Exercise brief
The listing below should be copied in full, word for word.

↓↓↓

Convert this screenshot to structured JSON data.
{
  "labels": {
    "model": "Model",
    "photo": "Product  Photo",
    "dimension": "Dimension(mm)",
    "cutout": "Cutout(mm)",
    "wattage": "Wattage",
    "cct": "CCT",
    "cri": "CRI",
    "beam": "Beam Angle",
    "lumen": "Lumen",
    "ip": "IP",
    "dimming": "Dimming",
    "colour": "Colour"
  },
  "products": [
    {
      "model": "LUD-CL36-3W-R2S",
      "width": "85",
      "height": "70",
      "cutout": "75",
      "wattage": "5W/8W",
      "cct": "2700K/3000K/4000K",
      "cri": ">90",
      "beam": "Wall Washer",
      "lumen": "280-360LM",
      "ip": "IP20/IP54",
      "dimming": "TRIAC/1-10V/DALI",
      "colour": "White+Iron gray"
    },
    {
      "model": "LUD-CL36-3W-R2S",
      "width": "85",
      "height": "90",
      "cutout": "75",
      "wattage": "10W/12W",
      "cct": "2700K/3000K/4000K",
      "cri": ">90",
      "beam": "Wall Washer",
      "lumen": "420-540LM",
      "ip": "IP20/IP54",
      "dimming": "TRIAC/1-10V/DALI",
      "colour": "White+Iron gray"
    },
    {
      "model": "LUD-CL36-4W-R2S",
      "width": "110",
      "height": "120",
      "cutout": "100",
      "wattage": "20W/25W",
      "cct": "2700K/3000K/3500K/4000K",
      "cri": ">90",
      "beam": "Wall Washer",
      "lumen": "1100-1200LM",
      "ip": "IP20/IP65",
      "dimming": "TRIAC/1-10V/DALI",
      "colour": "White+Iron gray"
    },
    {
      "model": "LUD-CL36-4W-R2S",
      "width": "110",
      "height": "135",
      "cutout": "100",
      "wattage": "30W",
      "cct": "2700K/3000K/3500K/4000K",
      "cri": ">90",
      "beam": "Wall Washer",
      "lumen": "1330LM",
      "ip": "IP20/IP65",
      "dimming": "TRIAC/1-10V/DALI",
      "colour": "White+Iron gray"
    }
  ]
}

↑↑↑

Answer to this task
Convert this screenshot to structured JSON data.
{
  "labels": {
    "model": "Model",
    "photo": "Product  Photo",
    "dimension": "Dimension(mm)",
    "cutout": "Cutout(mm)",
    "wattage": "Wattage",
    "cct": "CCT",
    "cri": "CRI",
    "beam": "Beam Angle",
    "lumen": "Lumen",
    "ip": "IP",
    "dimming": "Dimming",
    "colour": "Colour"
  },
  "products": [
    {
      "model": "LUD-CL36-3W-R2S",
      "width": "85",
      "height": "70",
      "cutout": "75",
      "wattage": "5W/8W",
      "cct": "2700K/3000K/4000K",
      "cri": ">90",
      "beam": "Wall Washer",
      "lumen": "280-360LM",
      "ip": "IP20/IP54",
      "dimming": "TRIAC/1-10V/DALI",
      "colour": "White+Iron gray"
    },
    {
      "model": "LUD-CL36-3W-R2S",
      "width": "85",
      "height": "90",
      "cutout": "75",
      "wattage": "10W/12W",
      "cct": "2700K/3000K/4000K",
      "cri": ">90",
      "beam": "Wall Washer",
      "lumen": "420-540LM",
      "ip": "IP20/IP54",
      "dimming": "TRIAC/1-10V/DALI",
      "colour": "White+Iron gray"
    },
    {
      "model": "LUD-CL36-4W-R2S",
      "width": "110",
      "height": "120",
      "cutout": "100",
      "wattage": "20W/25W",
      "cct": "2700K/3000K/3500K/4000K",
      "cri": ">90",
      "beam": "Wall Washer",
      "lumen": "1100-1200LM",
      "ip": "IP20/IP65",
      "dimming": "TRIAC/1-10V/DALI",
      "colour": "White+Iron gray"
    },
    {
      "model": "LUD-CL36-4W-R2S",
      "width": "110",
      "height": "135",
      "cutout": "100",
      "wattage": "30W",
      "cct": "2700K/3000K/3500K/4000K",
      "cri": ">90",
      "beam": "Wall Washer",
      "lumen": "1330LM",
      "ip": "IP20/IP65",
      "dimming": "TRIAC/1-10V/DALI",
      "colour": "White+Iron gray"
    }
  ]
}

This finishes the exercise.